### Aim
Each line of the material must be returned exactly.

### Information shown
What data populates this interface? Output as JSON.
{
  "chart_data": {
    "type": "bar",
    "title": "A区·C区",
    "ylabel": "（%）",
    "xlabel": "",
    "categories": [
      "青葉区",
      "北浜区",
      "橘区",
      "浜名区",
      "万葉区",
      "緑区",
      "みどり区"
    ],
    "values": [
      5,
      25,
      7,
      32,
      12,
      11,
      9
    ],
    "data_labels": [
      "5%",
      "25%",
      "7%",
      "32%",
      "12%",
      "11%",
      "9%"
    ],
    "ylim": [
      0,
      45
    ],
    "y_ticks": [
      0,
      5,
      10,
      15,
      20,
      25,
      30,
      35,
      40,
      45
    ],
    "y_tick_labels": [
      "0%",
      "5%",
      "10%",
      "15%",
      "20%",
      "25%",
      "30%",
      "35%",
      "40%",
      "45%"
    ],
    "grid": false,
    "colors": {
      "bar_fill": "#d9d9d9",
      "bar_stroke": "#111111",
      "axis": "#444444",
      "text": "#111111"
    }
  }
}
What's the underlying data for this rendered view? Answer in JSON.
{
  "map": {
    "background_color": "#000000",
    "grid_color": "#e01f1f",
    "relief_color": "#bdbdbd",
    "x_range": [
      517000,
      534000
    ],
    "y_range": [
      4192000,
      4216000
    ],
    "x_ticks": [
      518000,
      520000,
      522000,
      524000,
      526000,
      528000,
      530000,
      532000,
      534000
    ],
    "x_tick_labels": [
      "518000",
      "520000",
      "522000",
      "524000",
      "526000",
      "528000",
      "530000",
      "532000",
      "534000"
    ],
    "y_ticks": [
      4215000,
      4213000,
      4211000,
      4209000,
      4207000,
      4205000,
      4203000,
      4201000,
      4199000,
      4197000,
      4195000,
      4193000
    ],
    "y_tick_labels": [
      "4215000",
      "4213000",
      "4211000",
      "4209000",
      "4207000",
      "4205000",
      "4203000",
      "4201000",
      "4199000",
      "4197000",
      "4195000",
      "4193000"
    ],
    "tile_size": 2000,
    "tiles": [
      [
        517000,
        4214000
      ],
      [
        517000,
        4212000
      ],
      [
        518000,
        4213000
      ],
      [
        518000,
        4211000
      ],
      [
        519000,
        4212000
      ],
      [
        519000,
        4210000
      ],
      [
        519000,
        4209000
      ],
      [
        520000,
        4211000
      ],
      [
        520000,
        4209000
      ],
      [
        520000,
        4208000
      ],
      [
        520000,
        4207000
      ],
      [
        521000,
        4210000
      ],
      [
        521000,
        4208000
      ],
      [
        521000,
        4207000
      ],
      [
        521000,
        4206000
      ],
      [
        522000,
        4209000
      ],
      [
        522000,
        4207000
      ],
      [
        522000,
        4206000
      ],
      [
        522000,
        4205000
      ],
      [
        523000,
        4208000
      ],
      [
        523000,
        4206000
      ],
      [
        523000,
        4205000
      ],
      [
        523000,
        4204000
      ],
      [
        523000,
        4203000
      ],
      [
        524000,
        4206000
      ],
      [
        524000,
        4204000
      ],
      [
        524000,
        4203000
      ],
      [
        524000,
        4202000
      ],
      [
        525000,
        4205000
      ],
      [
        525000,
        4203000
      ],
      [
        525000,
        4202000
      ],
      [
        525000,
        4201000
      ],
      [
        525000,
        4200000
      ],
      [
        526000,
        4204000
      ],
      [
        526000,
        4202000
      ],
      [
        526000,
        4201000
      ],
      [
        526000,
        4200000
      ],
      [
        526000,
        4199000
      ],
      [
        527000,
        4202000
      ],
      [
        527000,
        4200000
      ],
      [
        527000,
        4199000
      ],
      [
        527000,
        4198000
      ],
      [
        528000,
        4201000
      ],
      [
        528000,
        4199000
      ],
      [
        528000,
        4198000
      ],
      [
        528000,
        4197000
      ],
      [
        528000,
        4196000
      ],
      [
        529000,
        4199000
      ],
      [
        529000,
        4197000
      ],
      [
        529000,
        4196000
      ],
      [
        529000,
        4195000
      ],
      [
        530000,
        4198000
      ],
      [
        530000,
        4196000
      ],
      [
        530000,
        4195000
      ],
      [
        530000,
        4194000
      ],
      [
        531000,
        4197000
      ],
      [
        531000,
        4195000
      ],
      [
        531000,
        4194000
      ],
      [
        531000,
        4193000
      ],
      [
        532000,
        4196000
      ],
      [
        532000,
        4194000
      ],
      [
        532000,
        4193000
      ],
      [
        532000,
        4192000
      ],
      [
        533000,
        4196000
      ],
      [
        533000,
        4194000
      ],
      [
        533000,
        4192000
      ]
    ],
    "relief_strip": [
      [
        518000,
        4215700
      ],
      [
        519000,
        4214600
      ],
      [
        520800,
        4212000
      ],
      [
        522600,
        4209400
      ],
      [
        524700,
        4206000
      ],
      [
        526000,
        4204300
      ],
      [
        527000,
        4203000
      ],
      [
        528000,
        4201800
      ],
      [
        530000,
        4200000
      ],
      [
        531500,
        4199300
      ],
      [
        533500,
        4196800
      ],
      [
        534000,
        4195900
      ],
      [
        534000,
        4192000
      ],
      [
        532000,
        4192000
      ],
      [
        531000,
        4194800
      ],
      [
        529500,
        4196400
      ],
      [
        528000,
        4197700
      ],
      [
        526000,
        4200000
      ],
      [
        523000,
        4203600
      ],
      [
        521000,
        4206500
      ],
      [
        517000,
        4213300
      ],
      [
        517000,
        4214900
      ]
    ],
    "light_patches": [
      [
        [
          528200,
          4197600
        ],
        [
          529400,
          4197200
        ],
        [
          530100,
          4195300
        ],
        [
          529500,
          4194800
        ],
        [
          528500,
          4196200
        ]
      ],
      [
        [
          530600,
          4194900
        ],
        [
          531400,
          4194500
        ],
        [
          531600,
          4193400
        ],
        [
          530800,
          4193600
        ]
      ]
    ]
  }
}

### Output below
What data populates this interface? Output as JSON.
{
  "chart_data": {
    "type": "bar",
    "title": "A区·C区",
    "ylabel": "（%）",
    "xlabel": "",
    "categories": [
      "青葉区",
      "北浜区",
      "橘区",
      "浜名区",
      "万葉区",
      "緑区",
      "みどり区"
    ],
    "values": [
      5,
      25,
      7,
      32,
      12,
      11,
      9
    ],
    "data_labels": [
      "5%",
      "25%",
      "7%",
      "32%",
      "12%",
      "11%",
      "9%"
    ],
    "ylim": [
      0,
      45
    ],
    "y_ticks": [
      0,
      5,
      10,
      15,
      20,
      25,
      30,
      35,
      40,
      45
    ],
    "y_tick_labels": [
      "0%",
      "5%",
      "10%",
      "15%",
      "20%",
      "25%",
      "30%",
      "35%",
      "40%",
      "45%"
    ],
    "grid": false,
    "colors": {
      "bar_fill": "#d9d9d9",
      "bar_stroke": "#111111",
      "axis": "#444444",
      "text": "#111111"
    }
  }
}
What's the underlying data for this rendered view? Answer in JSON.
{
  "map": {
    "background_color": "#000000",
    "grid_color": "#e01f1f",
    "relief_color": "#bdbdbd",
    "x_range": [
      517000,
      534000
    ],
    "y_range": [
      4192000,
      4216000
    ],
    "x_ticks": [
      518000,
      520000,
      522000,
      524000,
      526000,
      528000,
      530000,
      532000,
      534000
    ],
    "x_tick_labels": [
      "518000",
      "520000",
      "522000",
      "524000",
      "526000",
      "528000",
      "530000",
      "532000",
      "534000"
    ],
    "y_ticks": [
      4215000,
      4213000,
      4211000,
      4209000,
      4207000,
      4205000,
      4203000,
      4201000,
      4199000,
      4197000,
      4195000,
      4193000
    ],
    "y_tick_labels": [
      "4215000",
      "4213000",
      "4211000",
      "4209000",
      "4207000",
      "4205000",
      "4203000",
      "4201000",
      "4199000",
      "4197000",
      "4195000",
      "4193000"
    ],
    "tile_size": 2000,
    "tiles": [
      [
        517000,
        4214000
      ],
      [
        517000,
        4212000
      ],
      [
        518000,
        4213000
      ],
      [
        518000,
        4211000
      ],
      [
        519000,
        4212000
      ],
      [
        519000,
        4210000
      ],
      [
        519000,
        4209000
      ],
      [
        520000,
        4211000
      ],
      [
        520000,
        4209000
      ],
      [
        520000,
        4208000
      ],
      [
        520000,
        4207000
      ],
      [
        521000,
        4210000
      ],
      [
        521000,
        4208000
      ],
      [
        521000,
        4207000
      ],
      [
        521000,
        4206000
      ],
      [
        522000,
        4209000
      ],
      [
        522000,
        4207000
      ],
      [
        522000,
        4206000
      ],
      [
        522000,
        4205000
      ],
      [
        523000,
        4208000
      ],
      [
        523000,
        4206000
      ],
      [
        523000,
        4205000
      ],
      [
        523000,
        4204000
      ],
      [
        523000,
        4203000
      ],
      [
        524000,
        4206000
      ],
      [
        524000,
        4204000
      ],
      [
        524000,
        4203000
      ],
      [
        524000,
        4202000
      ],
      [
        525000,
        4205000
      ],
      [
        525000,
        4203000
      ],
      [
        525000,
        4202000
      ],
      [
        525000,
        4201000
      ],
      [
        525000,
        4200000
      ],
      [
        526000,
        4204000
      ],
      [
        526000,
        4202000
      ],
      [
        526000,
        4201000
      ],
      [
        526000,
        4200000
      ],
      [
        526000,
        4199000
      ],
      [
        527000,
        4202000
      ],
      [
        527000,
        4200000
      ],
      [
        527000,
        4199000
      ],
      [
        527000,
        4198000
      ],
      [
        528000,
        4201000
      ],
      [
        528000,
        4199000
      ],
      [
        528000,
        4198000
      ],
      [
        528000,
        4197000
      ],
      [
        528000,
        4196000
      ],
      [
        529000,
        4199000
      ],
      [
        529000,
        4197000
      ],
      [
        529000,
        4196000
      ],
      [
        529000,
        4195000
      ],
      [
        530000,
        4198000
      ],
      [
        530000,
        4196000
      ],
      [
        530000,
        4195000
      ],
      [
        530000,
        4194000
      ],
      [
        531000,
        4197000
      ],
      [
        531000,
        4195000
      ],
      [
        531000,
        4194000
      ],
      [
        531000,
        4193000
      ],
      [
        532000,
        4196000
      ],
      [
        532000,
        4194000
      ],
      [
        532000,
        4193000
      ],
      [
        532000,
        4192000
      ],
      [
        533000,
        4196000
      ],
      [
        533000,
        4194000
      ],
      [
        533000,
        4192000
      ]
    ],
    "relief_strip": [
      [
        518000,
        4215700
      ],
      [
        519000,
        4214600
      ],
      [
        520800,
        4212000
      ],
      [
        522600,
        4209400
      ],
      [
        524700,
        4206000
      ],
      [
        526000,
        4204300
      ],
      [
        527000,
        4203000
      ],
      [
        528000,
        4201800
      ],
      [
        530000,
        4200000
      ],
      [
        531500,
        4199300
      ],
      [
        533500,
        4196800
      ],
      [
        534000,
        4195900
      ],
      [
        534000,
        4192000
      ],
      [
        532000,
        4192000
      ],
      [
        531000,
        4194800
      ],
      [
        529500,
        4196400
      ],
      [
        528000,
        4197700
      ],
      [
        526000,
        4200000
      ],
      [
        523000,
        4203600
      ],
      [
        521000,
        4206500
      ],
      [
        517000,
        4213300
      ],
      [
        517000,
        4214900
      ]
    ],
    "light_patches": [
      [
        [
          528200,
          4197600
        ],
        [
          529400,
          4197200
        ],
        [
          530100,
          4195300
        ],
        [
          529500,
          4194800
        ],
        [
          528500,
          4196200
        ]
      ],
      [
        [
          530600,
          4194900
        ],
        [
          531400,
          4194500
        ],
        [
          531600,
          4193400
        ],
        [
          530800,
          4193600
        ]
      ]
    ]
  }
}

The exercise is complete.